[Records from a data collection]
+ + + + + + +

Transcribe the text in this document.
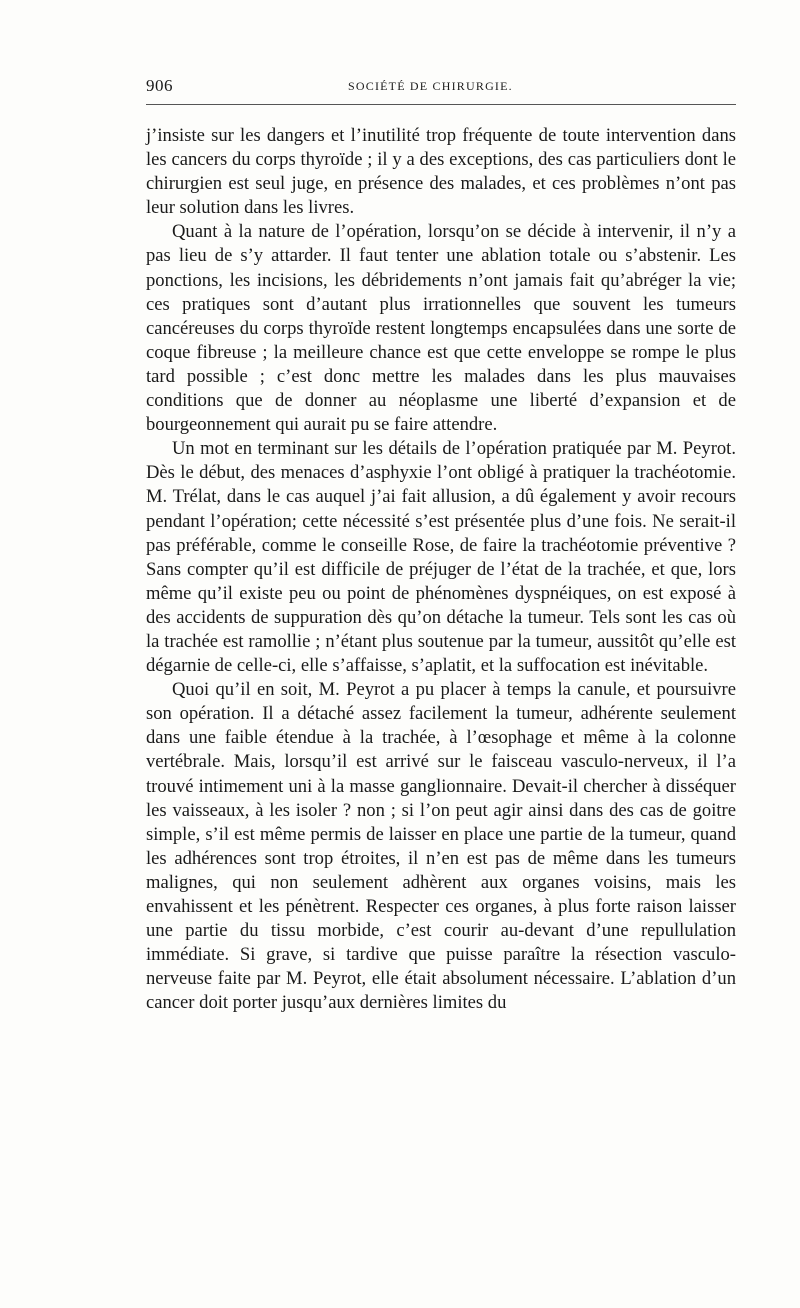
906	SOCIÉTÉ DE CHIRURGIE.

j’insiste sur les dangers et l’inutilité trop fréquente de toute intervention dans les cancers du corps thyroïde ; il y a des exceptions, des cas particuliers dont le chirurgien est seul juge, en présence des malades, et ces problèmes n’ont pas leur solution dans les livres.

Quant à la nature de l’opération, lorsqu’on se décide à intervenir, il n’y a pas lieu de s’y attarder. Il faut tenter une ablation totale ou s’abstenir. Les ponctions, les incisions, les débridements n’ont jamais fait qu’abréger la vie; ces pratiques sont d’autant plus irrationnelles que souvent les tumeurs cancéreuses du corps thyroïde restent longtemps encapsulées dans une sorte de coque fibreuse ; la meilleure chance est que cette enveloppe se rompe le plus tard possible ; c’est donc mettre les malades dans les plus mauvaises conditions que de donner au néoplasme une liberté d’expansion et de bourgeonnement qui aurait pu se faire attendre.

Un mot en terminant sur les détails de l’opération pratiquée par M. Peyrot. Dès le début, des menaces d’asphyxie l’ont obligé à pratiquer la trachéotomie. M. Trélat, dans le cas auquel j’ai fait allusion, a dû également y avoir recours pendant l’opération; cette nécessité s’est présentée plus d’une fois. Ne serait-il pas préférable, comme le conseille Rose, de faire la trachéotomie préventive ? Sans compter qu’il est difficile de préjuger de l’état de la trachée, et que, lors même qu’il existe peu ou point de phénomènes dyspnéiques, on est exposé à des accidents de suppuration dès qu’on détache la tumeur. Tels sont les cas où la trachée est ramollie ; n’étant plus soutenue par la tumeur, aussitôt qu’elle est dégarnie de celle-ci, elle s’affaisse, s’aplatit, et la suffocation est inévitable.

Quoi qu’il en soit, M. Peyrot a pu placer à temps la canule, et poursuivre son opération. Il a détaché assez facilement la tumeur, adhérente seulement dans une faible étendue à la trachée, à l’œsophage et même à la colonne vertébrale. Mais, lorsqu’il est arrivé sur le faisceau vasculo-nerveux, il l’a trouvé intimement uni à la masse ganglionnaire. Devait-il chercher à disséquer les vaisseaux, à les isoler ? non ; si l’on peut agir ainsi dans des cas de goitre simple, s’il est même permis de laisser en place une partie de la tumeur, quand les adhérences sont trop étroites, il n’en est pas de même dans les tumeurs malignes, qui non seulement adhèrent aux organes voisins, mais les envahissent et les pénètrent. Respecter ces organes, à plus forte raison laisser une partie du tissu morbide, c’est courir au-devant d’une repullulation immédiate. Si grave, si tardive que puisse paraître la résection vasculo-nerveuse faite par M. Peyrot, elle était absolument nécessaire. L’ablation d’un cancer doit porter jusqu’aux dernières limites du
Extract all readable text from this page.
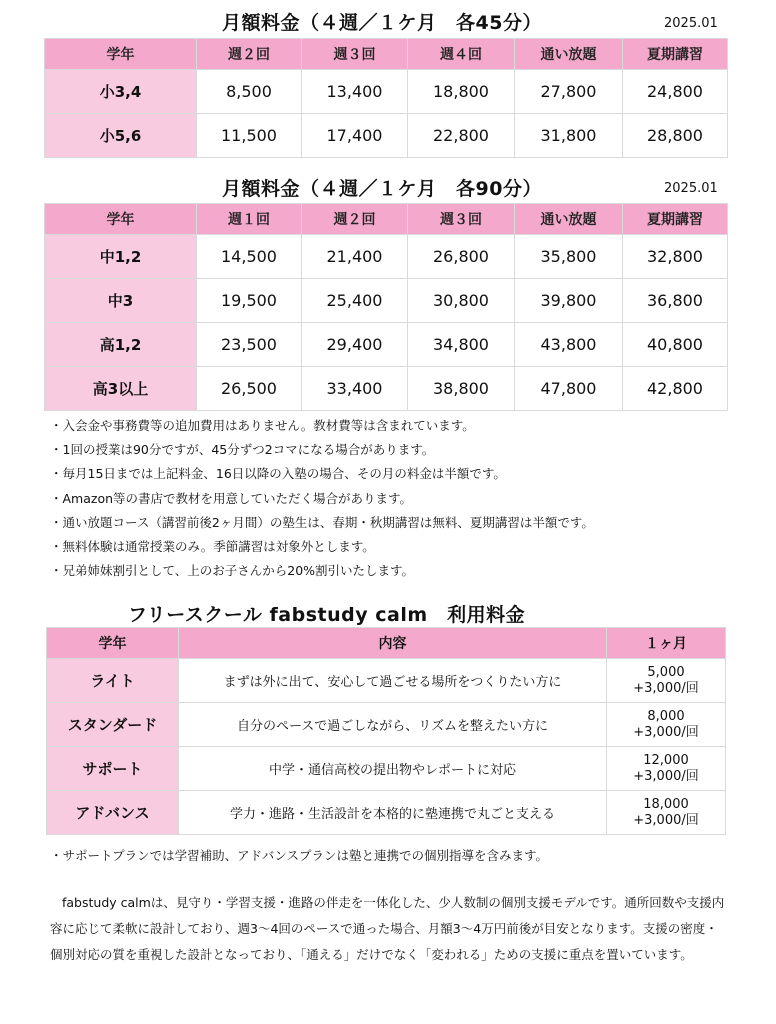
月額料金（４週／１ケ月　各45分）	2025.01
学年	週２回	週３回	週４回	通い放題	夏期講習
小3,4	8,500	13,400	18,800	27,800	24,800
小5,6	11,500	17,400	22,800	31,800	28,800
月額料金（４週／１ケ月　各90分）	2025.01
学年	週１回	週２回	週３回	通い放題	夏期講習
中1,2	14,500	21,400	26,800	35,800	32,800
中3	19,500	25,400	30,800	39,800	36,800
高1,2	23,500	29,400	34,800	43,800	40,800
高3以上	26,500	33,400	38,800	47,800	42,800
・入会金や事務費等の追加費用はありません。教材費等は含まれています。
・1回の授業は90分ですが、45分ずつ2コマになる場合があります。
・毎月15日までは上記料金、16日以降の入塾の場合、その月の料金は半額です。
・Amazon等の書店で教材を用意していただく場合があります。
・通い放題コース（講習前後2ヶ月間）の塾生は、春期・秋期講習は無料、夏期講習は半額です。
・無料体験は通常授業のみ。季節講習は対象外とします。
・兄弟姉妹割引として、上のお子さんから20%割引いたします。
フリースクール fabstudy calm　利用料金
学年	内容	１ヶ月
ライト	まずは外に出て、安心して過ごせる場所をつくりたい方に	5,000
+3,000/回

スタンダード	自分のペースで過ごしながら、リズムを整えたい方に	8,000
+3,000/回

サポート	中学・通信高校の提出物やレポートに対応	12,000
+3,000/回

アドバンス	学力・進路・生活設計を本格的に塾連携で丸ごと支える	18,000
+3,000/回
・サポートプランでは学習補助、アドバンスプランは塾と連携での個別指導を含みます。

fabstudy calmは、見守り・学習支援・進路の伴走を一体化した、少人数制の個別支援モデルです。通所回数や支援内容に応じて柔軟に設計しており、週3〜4回のペースで通った場合、月額3〜4万円前後が目安となります。支援の密度・個別対応の質を重視した設計となっており、「通える」だけでなく「変われる」ための支援に重点を置いています。
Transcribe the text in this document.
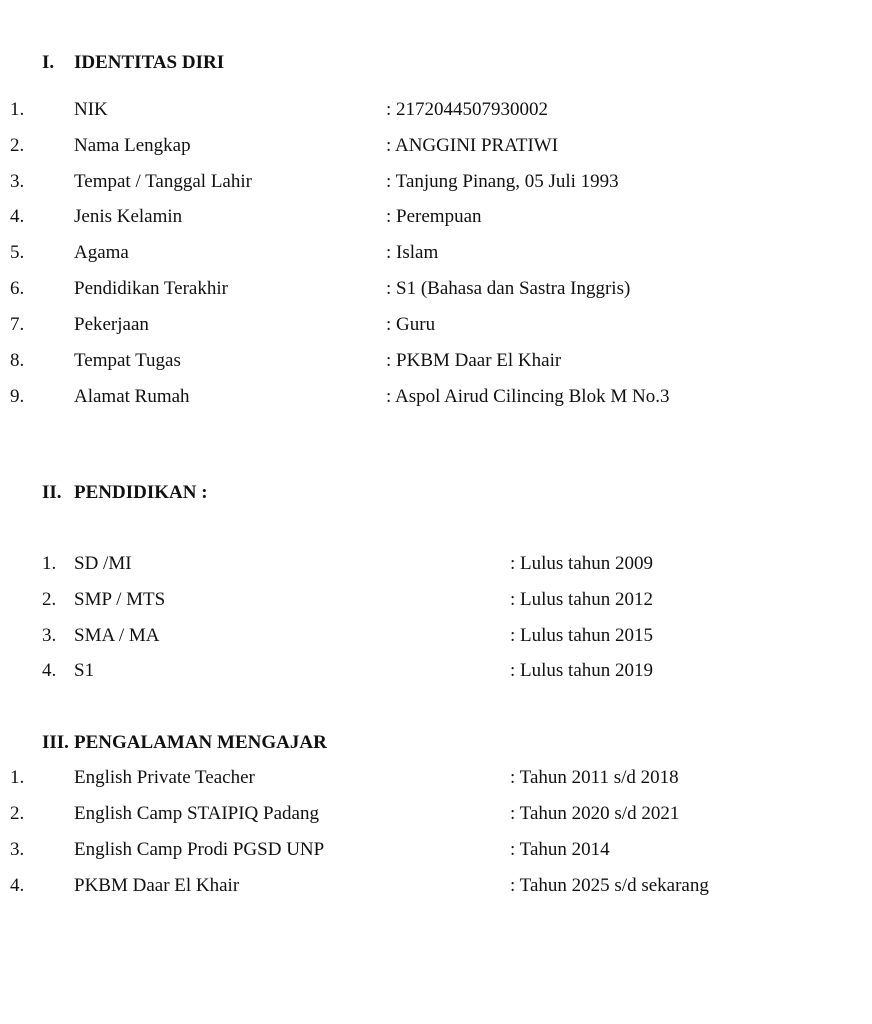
I. IDENTITAS DIRI
1.	NIK	: 2172044507930002
2.	Nama Lengkap	: ANGGINI PRATIWI
3.	Tempat / Tanggal Lahir	: Tanjung Pinang, 05 Juli 1993
4.	Jenis Kelamin	: Perempuan
5.	Agama	: Islam
6.	Pendidikan Terakhir	: S1 (Bahasa dan Sastra Inggris)
7.	Pekerjaan	: Guru
8.	Tempat Tugas	: PKBM Daar El Khair
9.	Alamat Rumah	: Aspol Airud Cilincing Blok M No.3
II. PENDIDIKAN :
1. SD /MI	: Lulus tahun 2009
2. SMP / MTS	: Lulus tahun 2012
3. SMA / MA	: Lulus tahun 2015
4. S1	: Lulus tahun 2019
III. PENGALAMAN MENGAJAR
1.	English Private Teacher	: Tahun 2011 s/d 2018
2.	English Camp STAIPIQ Padang	: Tahun 2020 s/d 2021
3.	English Camp Prodi PGSD UNP	: Tahun 2014
4.	PKBM Daar El Khair	: Tahun 2025 s/d sekarang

+ + + + + + +

### INSTRUCTIONS TO FOLLOW
Set the entries down again exactly. Do not include the images.

### WRITTEN ANSWER
Transcribe the text in this document.
906	SOCIÉTÉ DE CHIRURGIE.

j’insiste sur les dangers et l’inutilité trop fréquente de toute intervention dans les cancers du corps thyroïde ; il y a des exceptions, des cas particuliers dont le chirurgien est seul juge, en présence des malades, et ces problèmes n’ont pas leur solution dans les livres.

Quant à la nature de l’opération, lorsqu’on se décide à intervenir, il n’y a pas lieu de s’y attarder. Il faut tenter une ablation totale ou s’abstenir. Les ponctions, les incisions, les débridements n’ont jamais fait qu’abréger la vie; ces pratiques sont d’autant plus irrationnelles que souvent les tumeurs cancéreuses du corps thyroïde restent longtemps encapsulées dans une sorte de coque fibreuse ; la meilleure chance est que cette enveloppe se rompe le plus tard possible ; c’est donc mettre les malades dans les plus mauvaises conditions que de donner au néoplasme une liberté d’expansion et de bourgeonnement qui aurait pu se faire attendre.

Un mot en terminant sur les détails de l’opération pratiquée par M. Peyrot. Dès le début, des menaces d’asphyxie l’ont obligé à pratiquer la trachéotomie. M. Trélat, dans le cas auquel j’ai fait allusion, a dû également y avoir recours pendant l’opération; cette nécessité s’est présentée plus d’une fois. Ne serait-il pas préférable, comme le conseille Rose, de faire la trachéotomie préventive ? Sans compter qu’il est difficile de préjuger de l’état de la trachée, et que, lors même qu’il existe peu ou point de phénomènes dyspnéiques, on est exposé à des accidents de suppuration dès qu’on détache la tumeur. Tels sont les cas où la trachée est ramollie ; n’étant plus soutenue par la tumeur, aussitôt qu’elle est dégarnie de celle-ci, elle s’affaisse, s’aplatit, et la suffocation est inévitable.

Quoi qu’il en soit, M. Peyrot a pu placer à temps la canule, et poursuivre son opération. Il a détaché assez facilement la tumeur, adhérente seulement dans une faible étendue à la trachée, à l’œsophage et même à la colonne vertébrale. Mais, lorsqu’il est arrivé sur le faisceau vasculo-nerveux, il l’a trouvé intimement uni à la masse ganglionnaire. Devait-il chercher à disséquer les vaisseaux, à les isoler ? non ; si l’on peut agir ainsi dans des cas de goitre simple, s’il est même permis de laisser en place une partie de la tumeur, quand les adhérences sont trop étroites, il n’en est pas de même dans les tumeurs malignes, qui non seulement adhèrent aux organes voisins, mais les envahissent et les pénètrent. Respecter ces organes, à plus forte raison laisser une partie du tissu morbide, c’est courir au-devant d’une repullulation immédiate. Si grave, si tardive que puisse paraître la résection vasculo-nerveuse faite par M. Peyrot, elle était absolument nécessaire. L’ablation d’un cancer doit porter jusqu’aux dernières limites du
Extract all readable text from this page.
月額料金（４週／１ケ月　各45分）	2025.01
学年	週２回	週３回	週４回	通い放題	夏期講習
小3,4	8,500	13,400	18,800	27,800	24,800
小5,6	11,500	17,400	22,800	31,800	28,800
月額料金（４週／１ケ月　各90分）	2025.01
学年	週１回	週２回	週３回	通い放題	夏期講習
中1,2	14,500	21,400	26,800	35,800	32,800
中3	19,500	25,400	30,800	39,800	36,800
高1,2	23,500	29,400	34,800	43,800	40,800
高3以上	26,500	33,400	38,800	47,800	42,800
・入会金や事務費等の追加費用はありません。教材費等は含まれています。
・1回の授業は90分ですが、45分ずつ2コマになる場合があります。
・毎月15日までは上記料金、16日以降の入塾の場合、その月の料金は半額です。
・Amazon等の書店で教材を用意していただく場合があります。
・通い放題コース（講習前後2ヶ月間）の塾生は、春期・秋期講習は無料、夏期講習は半額です。
・無料体験は通常授業のみ。季節講習は対象外とします。
・兄弟姉妹割引として、上のお子さんから20%割引いたします。
フリースクール fabstudy calm　利用料金
学年	内容	１ヶ月
ライト	まずは外に出て、安心して過ごせる場所をつくりたい方に	5,000
+3,000/回

スタンダード	自分のペースで過ごしながら、リズムを整えたい方に	8,000
+3,000/回

サポート	中学・通信高校の提出物やレポートに対応	12,000
+3,000/回

アドバンス	学力・進路・生活設計を本格的に塾連携で丸ごと支える	18,000
+3,000/回
・サポートプランでは学習補助、アドバンスプランは塾と連携での個別指導を含みます。

fabstudy calmは、見守り・学習支援・進路の伴走を一体化した、少人数制の個別支援モデルです。通所回数や支援内容に応じて柔軟に設計しており、週3〜4回のペースで通った場合、月額3〜4万円前後が目安となります。支援の密度・個別対応の質を重視した設計となっており、「通える」だけでなく「変われる」ための支援に重点を置いています。
Transcribe the text in this document.
I. IDENTITAS DIRI
1.	NIK	: 2172044507930002
2.	Nama Lengkap	: ANGGINI PRATIWI
3.	Tempat / Tanggal Lahir	: Tanjung Pinang, 05 Juli 1993
4.	Jenis Kelamin	: Perempuan
5.	Agama	: Islam
6.	Pendidikan Terakhir	: S1 (Bahasa dan Sastra Inggris)
7.	Pekerjaan	: Guru
8.	Tempat Tugas	: PKBM Daar El Khair
9.	Alamat Rumah	: Aspol Airud Cilincing Blok M No.3
II. PENDIDIKAN :
1. SD /MI	: Lulus tahun 2009
2. SMP / MTS	: Lulus tahun 2012
3. SMA / MA	: Lulus tahun 2015
4. S1	: Lulus tahun 2019
III. PENGALAMAN MENGAJAR
1.	English Private Teacher	: Tahun 2011 s/d 2018
2.	English Camp STAIPIQ Padang	: Tahun 2020 s/d 2021
3.	English Camp Prodi PGSD UNP	: Tahun 2014
4.	PKBM Daar El Khair	: Tahun 2025 s/d sekarang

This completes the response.